SUPPLIED MATERIAL.
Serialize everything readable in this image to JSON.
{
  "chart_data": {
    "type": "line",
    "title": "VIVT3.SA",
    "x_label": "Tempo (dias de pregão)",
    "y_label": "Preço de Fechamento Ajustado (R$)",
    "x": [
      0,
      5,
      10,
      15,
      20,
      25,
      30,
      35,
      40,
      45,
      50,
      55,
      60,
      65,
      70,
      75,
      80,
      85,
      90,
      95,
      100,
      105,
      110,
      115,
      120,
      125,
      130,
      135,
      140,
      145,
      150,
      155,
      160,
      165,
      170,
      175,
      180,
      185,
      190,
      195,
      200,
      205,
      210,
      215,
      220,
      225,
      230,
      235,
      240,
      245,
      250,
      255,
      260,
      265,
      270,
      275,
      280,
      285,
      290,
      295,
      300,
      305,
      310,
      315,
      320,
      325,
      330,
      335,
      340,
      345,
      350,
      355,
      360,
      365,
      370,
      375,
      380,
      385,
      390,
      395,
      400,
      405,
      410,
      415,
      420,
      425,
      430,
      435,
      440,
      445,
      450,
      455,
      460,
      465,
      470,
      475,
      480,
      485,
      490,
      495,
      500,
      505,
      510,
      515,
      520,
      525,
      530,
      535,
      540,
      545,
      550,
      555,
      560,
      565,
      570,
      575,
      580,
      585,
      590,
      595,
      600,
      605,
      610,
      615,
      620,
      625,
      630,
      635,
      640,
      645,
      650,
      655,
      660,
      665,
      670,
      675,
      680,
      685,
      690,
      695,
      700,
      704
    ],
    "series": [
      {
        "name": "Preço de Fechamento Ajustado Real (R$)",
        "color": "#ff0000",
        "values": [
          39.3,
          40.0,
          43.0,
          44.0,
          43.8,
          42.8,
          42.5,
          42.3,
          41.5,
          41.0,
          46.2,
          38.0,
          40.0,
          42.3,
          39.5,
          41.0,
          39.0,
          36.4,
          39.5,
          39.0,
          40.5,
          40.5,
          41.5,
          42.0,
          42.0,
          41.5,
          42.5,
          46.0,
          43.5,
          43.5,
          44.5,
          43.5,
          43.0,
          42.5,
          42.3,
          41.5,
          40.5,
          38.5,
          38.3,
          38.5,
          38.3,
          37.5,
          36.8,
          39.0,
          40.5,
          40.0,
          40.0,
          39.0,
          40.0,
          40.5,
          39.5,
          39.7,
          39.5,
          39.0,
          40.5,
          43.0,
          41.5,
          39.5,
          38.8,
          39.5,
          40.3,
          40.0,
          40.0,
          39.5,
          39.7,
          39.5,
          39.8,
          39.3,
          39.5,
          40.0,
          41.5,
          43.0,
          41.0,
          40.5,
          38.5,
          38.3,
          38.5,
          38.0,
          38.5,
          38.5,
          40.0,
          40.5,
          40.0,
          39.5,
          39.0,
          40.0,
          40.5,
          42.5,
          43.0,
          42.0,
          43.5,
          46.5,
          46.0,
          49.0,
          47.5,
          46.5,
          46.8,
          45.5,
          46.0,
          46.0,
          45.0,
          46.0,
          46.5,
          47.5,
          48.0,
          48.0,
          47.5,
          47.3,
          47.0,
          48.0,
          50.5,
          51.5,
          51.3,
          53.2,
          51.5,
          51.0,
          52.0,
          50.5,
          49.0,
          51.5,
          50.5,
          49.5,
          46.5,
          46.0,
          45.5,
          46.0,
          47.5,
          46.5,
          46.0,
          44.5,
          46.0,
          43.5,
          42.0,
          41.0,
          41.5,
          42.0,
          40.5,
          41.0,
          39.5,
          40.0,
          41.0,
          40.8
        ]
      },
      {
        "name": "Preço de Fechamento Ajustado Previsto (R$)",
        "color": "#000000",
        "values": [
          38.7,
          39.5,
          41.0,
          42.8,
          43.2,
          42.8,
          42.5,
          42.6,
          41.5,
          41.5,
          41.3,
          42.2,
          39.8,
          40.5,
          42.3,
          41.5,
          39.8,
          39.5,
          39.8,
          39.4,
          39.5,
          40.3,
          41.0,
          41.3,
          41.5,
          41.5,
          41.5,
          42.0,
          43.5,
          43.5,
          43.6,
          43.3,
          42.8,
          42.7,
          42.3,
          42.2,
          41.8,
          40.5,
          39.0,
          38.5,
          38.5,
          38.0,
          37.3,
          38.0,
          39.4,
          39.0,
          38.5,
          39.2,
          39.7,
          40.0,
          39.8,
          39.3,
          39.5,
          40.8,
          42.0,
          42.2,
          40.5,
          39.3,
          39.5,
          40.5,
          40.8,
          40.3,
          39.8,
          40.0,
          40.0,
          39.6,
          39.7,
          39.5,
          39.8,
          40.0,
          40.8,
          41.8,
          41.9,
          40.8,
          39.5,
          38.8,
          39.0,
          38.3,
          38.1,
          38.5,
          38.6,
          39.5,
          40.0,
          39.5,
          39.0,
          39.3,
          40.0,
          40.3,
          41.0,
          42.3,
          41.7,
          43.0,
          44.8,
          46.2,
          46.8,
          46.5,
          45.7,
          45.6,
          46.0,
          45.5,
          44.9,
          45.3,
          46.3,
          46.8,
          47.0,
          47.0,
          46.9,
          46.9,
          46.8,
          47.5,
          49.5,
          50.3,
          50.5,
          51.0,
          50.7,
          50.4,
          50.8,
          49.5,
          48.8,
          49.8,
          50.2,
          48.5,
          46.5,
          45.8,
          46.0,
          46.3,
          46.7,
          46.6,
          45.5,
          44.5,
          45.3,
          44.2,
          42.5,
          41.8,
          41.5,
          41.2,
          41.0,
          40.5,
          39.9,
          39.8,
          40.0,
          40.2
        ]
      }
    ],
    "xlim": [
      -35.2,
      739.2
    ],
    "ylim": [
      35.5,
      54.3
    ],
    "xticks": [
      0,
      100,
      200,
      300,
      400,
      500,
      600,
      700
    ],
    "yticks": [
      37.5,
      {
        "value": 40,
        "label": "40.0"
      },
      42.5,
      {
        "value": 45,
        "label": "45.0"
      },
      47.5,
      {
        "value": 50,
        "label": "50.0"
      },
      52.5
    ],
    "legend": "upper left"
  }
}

WHAT YOU SHOULD DO.
Reproduce the data shown above exactly.

ANSWER BELOW.
Serialize everything readable in this image to JSON.
{
  "chart_data": {
    "type": "line",
    "title": "VIVT3.SA",
    "x_label": "Tempo (dias de pregão)",
    "y_label": "Preço de Fechamento Ajustado (R$)",
    "x": [
      0,
      5,
      10,
      15,
      20,
      25,
      30,
      35,
      40,
      45,
      50,
      55,
      60,
      65,
      70,
      75,
      80,
      85,
      90,
      95,
      100,
      105,
      110,
      115,
      120,
      125,
      130,
      135,
      140,
      145,
      150,
      155,
      160,
      165,
      170,
      175,
      180,
      185,
      190,
      195,
      200,
      205,
      210,
      215,
      220,
      225,
      230,
      235,
      240,
      245,
      250,
      255,
      260,
      265,
      270,
      275,
      280,
      285,
      290,
      295,
      300,
      305,
      310,
      315,
      320,
      325,
      330,
      335,
      340,
      345,
      350,
      355,
      360,
      365,
      370,
      375,
      380,
      385,
      390,
      395,
      400,
      405,
      410,
      415,
      420,
      425,
      430,
      435,
      440,
      445,
      450,
      455,
      460,
      465,
      470,
      475,
      480,
      485,
      490,
      495,
      500,
      505,
      510,
      515,
      520,
      525,
      530,
      535,
      540,
      545,
      550,
      555,
      560,
      565,
      570,
      575,
      580,
      585,
      590,
      595,
      600,
      605,
      610,
      615,
      620,
      625,
      630,
      635,
      640,
      645,
      650,
      655,
      660,
      665,
      670,
      675,
      680,
      685,
      690,
      695,
      700,
      704
    ],
    "series": [
      {
        "name": "Preço de Fechamento Ajustado Real (R$)",
        "color": "#ff0000",
        "values": [
          39.3,
          40.0,
          43.0,
          44.0,
          43.8,
          42.8,
          42.5,
          42.3,
          41.5,
          41.0,
          46.2,
          38.0,
          40.0,
          42.3,
          39.5,
          41.0,
          39.0,
          36.4,
          39.5,
          39.0,
          40.5,
          40.5,
          41.5,
          42.0,
          42.0,
          41.5,
          42.5,
          46.0,
          43.5,
          43.5,
          44.5,
          43.5,
          43.0,
          42.5,
          42.3,
          41.5,
          40.5,
          38.5,
          38.3,
          38.5,
          38.3,
          37.5,
          36.8,
          39.0,
          40.5,
          40.0,
          40.0,
          39.0,
          40.0,
          40.5,
          39.5,
          39.7,
          39.5,
          39.0,
          40.5,
          43.0,
          41.5,
          39.5,
          38.8,
          39.5,
          40.3,
          40.0,
          40.0,
          39.5,
          39.7,
          39.5,
          39.8,
          39.3,
          39.5,
          40.0,
          41.5,
          43.0,
          41.0,
          40.5,
          38.5,
          38.3,
          38.5,
          38.0,
          38.5,
          38.5,
          40.0,
          40.5,
          40.0,
          39.5,
          39.0,
          40.0,
          40.5,
          42.5,
          43.0,
          42.0,
          43.5,
          46.5,
          46.0,
          49.0,
          47.5,
          46.5,
          46.8,
          45.5,
          46.0,
          46.0,
          45.0,
          46.0,
          46.5,
          47.5,
          48.0,
          48.0,
          47.5,
          47.3,
          47.0,
          48.0,
          50.5,
          51.5,
          51.3,
          53.2,
          51.5,
          51.0,
          52.0,
          50.5,
          49.0,
          51.5,
          50.5,
          49.5,
          46.5,
          46.0,
          45.5,
          46.0,
          47.5,
          46.5,
          46.0,
          44.5,
          46.0,
          43.5,
          42.0,
          41.0,
          41.5,
          42.0,
          40.5,
          41.0,
          39.5,
          40.0,
          41.0,
          40.8
        ]
      },
      {
        "name": "Preço de Fechamento Ajustado Previsto (R$)",
        "color": "#000000",
        "values": [
          38.7,
          39.5,
          41.0,
          42.8,
          43.2,
          42.8,
          42.5,
          42.6,
          41.5,
          41.5,
          41.3,
          42.2,
          39.8,
          40.5,
          42.3,
          41.5,
          39.8,
          39.5,
          39.8,
          39.4,
          39.5,
          40.3,
          41.0,
          41.3,
          41.5,
          41.5,
          41.5,
          42.0,
          43.5,
          43.5,
          43.6,
          43.3,
          42.8,
          42.7,
          42.3,
          42.2,
          41.8,
          40.5,
          39.0,
          38.5,
          38.5,
          38.0,
          37.3,
          38.0,
          39.4,
          39.0,
          38.5,
          39.2,
          39.7,
          40.0,
          39.8,
          39.3,
          39.5,
          40.8,
          42.0,
          42.2,
          40.5,
          39.3,
          39.5,
          40.5,
          40.8,
          40.3,
          39.8,
          40.0,
          40.0,
          39.6,
          39.7,
          39.5,
          39.8,
          40.0,
          40.8,
          41.8,
          41.9,
          40.8,
          39.5,
          38.8,
          39.0,
          38.3,
          38.1,
          38.5,
          38.6,
          39.5,
          40.0,
          39.5,
          39.0,
          39.3,
          40.0,
          40.3,
          41.0,
          42.3,
          41.7,
          43.0,
          44.8,
          46.2,
          46.8,
          46.5,
          45.7,
          45.6,
          46.0,
          45.5,
          44.9,
          45.3,
          46.3,
          46.8,
          47.0,
          47.0,
          46.9,
          46.9,
          46.8,
          47.5,
          49.5,
          50.3,
          50.5,
          51.0,
          50.7,
          50.4,
          50.8,
          49.5,
          48.8,
          49.8,
          50.2,
          48.5,
          46.5,
          45.8,
          46.0,
          46.3,
          46.7,
          46.6,
          45.5,
          44.5,
          45.3,
          44.2,
          42.5,
          41.8,
          41.5,
          41.2,
          41.0,
          40.5,
          39.9,
          39.8,
          40.0,
          40.2
        ]
      }
    ],
    "xlim": [
      -35.2,
      739.2
    ],
    "ylim": [
      35.5,
      54.3
    ],
    "xticks": [
      0,
      100,
      200,
      300,
      400,
      500,
      600,
      700
    ],
    "yticks": [
      37.5,
      {
        "value": 40,
        "label": "40.0"
      },
      42.5,
      {
        "value": 45,
        "label": "45.0"
      },
      47.5,
      {
        "value": 50,
        "label": "50.0"
      },
      52.5
    ],
    "legend": "upper left"
  }
}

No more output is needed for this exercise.